■ STATED GOAL
Copy out each line containing "Engineer" from the entries below.
[BEGIN]
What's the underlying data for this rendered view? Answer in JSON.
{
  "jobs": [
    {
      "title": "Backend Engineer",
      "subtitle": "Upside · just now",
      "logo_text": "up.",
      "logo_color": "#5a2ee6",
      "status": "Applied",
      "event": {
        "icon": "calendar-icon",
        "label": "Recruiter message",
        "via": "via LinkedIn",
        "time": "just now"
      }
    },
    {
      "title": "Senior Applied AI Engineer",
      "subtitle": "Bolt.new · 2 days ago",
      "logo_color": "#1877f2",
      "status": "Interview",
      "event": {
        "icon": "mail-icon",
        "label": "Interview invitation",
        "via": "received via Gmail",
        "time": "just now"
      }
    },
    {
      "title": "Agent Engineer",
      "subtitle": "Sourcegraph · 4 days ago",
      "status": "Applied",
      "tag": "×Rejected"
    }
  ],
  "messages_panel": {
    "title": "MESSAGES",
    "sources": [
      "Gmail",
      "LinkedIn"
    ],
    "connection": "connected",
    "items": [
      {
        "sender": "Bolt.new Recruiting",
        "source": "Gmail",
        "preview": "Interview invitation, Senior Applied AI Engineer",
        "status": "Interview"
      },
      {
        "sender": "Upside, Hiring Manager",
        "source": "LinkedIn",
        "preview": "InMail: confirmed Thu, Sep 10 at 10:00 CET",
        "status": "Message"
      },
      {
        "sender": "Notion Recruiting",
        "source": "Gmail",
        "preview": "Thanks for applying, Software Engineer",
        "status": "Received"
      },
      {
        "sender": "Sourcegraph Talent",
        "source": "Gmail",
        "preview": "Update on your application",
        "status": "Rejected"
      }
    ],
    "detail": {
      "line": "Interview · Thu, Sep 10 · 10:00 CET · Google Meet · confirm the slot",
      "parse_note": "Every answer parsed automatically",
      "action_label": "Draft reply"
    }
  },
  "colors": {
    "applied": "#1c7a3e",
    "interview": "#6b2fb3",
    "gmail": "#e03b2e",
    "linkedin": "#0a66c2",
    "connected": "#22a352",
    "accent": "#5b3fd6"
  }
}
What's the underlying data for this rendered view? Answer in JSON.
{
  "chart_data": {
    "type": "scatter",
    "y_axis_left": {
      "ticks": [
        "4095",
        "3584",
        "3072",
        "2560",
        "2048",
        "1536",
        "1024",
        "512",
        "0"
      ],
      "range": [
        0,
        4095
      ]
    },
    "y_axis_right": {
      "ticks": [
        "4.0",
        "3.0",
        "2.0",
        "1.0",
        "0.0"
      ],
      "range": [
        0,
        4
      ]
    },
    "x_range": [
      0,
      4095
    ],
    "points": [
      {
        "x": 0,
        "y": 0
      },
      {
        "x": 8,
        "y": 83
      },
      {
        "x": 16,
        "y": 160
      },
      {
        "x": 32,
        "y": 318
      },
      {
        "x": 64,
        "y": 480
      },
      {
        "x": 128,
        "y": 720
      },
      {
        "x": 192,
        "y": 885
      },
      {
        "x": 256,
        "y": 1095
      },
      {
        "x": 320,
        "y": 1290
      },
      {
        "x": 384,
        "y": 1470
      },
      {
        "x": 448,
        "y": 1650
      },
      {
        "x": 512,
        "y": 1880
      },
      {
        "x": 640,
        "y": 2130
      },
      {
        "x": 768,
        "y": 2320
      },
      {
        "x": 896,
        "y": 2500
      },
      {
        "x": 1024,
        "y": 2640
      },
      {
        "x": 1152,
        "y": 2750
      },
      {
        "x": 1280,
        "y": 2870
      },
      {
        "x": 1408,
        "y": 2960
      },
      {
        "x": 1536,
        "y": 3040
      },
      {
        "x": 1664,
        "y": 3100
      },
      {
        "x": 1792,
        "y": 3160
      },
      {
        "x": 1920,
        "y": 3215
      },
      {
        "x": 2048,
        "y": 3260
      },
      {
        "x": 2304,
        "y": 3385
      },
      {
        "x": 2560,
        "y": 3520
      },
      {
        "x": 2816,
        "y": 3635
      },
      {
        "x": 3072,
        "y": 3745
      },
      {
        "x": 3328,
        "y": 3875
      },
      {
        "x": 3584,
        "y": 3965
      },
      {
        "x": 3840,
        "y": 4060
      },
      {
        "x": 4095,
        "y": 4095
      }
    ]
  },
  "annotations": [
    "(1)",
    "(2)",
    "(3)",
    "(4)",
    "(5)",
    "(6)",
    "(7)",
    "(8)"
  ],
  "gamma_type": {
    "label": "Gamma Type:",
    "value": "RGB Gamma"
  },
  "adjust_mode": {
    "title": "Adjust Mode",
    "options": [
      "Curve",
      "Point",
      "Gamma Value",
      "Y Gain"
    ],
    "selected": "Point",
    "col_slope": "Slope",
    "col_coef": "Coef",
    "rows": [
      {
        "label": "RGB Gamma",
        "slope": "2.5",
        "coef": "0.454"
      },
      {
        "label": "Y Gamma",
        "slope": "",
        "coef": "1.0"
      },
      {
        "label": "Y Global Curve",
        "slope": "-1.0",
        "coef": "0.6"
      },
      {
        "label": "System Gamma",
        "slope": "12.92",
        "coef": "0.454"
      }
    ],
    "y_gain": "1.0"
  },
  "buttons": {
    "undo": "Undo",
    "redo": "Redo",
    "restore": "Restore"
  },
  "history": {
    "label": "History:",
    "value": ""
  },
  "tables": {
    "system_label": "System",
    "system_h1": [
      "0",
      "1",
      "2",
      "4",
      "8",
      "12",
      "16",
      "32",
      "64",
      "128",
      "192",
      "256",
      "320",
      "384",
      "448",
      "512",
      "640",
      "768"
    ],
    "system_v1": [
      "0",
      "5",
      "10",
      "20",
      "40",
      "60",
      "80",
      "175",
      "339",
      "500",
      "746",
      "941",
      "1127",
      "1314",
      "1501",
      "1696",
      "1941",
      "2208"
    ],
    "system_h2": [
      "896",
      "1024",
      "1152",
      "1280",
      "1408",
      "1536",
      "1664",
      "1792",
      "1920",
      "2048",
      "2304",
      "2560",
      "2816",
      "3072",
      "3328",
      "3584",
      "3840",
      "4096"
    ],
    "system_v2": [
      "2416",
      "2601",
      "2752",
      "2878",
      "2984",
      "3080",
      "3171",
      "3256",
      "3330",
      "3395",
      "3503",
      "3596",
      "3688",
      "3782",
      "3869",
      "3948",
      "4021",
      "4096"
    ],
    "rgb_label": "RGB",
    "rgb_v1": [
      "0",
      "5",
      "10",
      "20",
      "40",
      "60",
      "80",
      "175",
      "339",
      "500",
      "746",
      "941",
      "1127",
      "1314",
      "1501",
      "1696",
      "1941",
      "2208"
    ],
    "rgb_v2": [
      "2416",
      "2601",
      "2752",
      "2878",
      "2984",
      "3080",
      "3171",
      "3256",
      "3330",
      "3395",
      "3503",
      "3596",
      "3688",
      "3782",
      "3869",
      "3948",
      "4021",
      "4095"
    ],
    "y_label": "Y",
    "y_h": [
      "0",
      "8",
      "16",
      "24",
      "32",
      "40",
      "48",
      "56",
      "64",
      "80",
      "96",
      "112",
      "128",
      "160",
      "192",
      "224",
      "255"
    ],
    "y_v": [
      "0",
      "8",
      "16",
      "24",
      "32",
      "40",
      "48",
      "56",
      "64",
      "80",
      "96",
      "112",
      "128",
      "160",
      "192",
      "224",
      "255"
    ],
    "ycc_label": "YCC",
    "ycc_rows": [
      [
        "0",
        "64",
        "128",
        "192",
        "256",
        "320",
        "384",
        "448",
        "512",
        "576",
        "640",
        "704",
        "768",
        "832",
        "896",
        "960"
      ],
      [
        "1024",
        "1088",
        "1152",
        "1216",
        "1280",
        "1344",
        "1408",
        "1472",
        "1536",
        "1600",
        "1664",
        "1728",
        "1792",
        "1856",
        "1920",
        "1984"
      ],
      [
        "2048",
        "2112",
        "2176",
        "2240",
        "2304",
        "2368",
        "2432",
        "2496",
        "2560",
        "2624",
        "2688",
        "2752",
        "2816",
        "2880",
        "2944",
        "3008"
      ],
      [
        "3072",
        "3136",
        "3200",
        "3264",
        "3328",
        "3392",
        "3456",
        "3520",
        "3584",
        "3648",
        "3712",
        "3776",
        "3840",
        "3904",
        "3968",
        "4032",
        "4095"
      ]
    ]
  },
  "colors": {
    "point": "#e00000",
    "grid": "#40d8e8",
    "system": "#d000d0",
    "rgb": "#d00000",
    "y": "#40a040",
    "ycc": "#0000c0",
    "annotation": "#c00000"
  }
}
[END]
■ RESPONSE TO THE TASK
      "title": "Backend Engineer",
      "title": "Senior Applied AI Engineer",
      "title": "Agent Engineer",
        "preview": "Interview invitation, Senior Applied AI Engineer",
        "preview": "Thanks for applying, Software Engineer",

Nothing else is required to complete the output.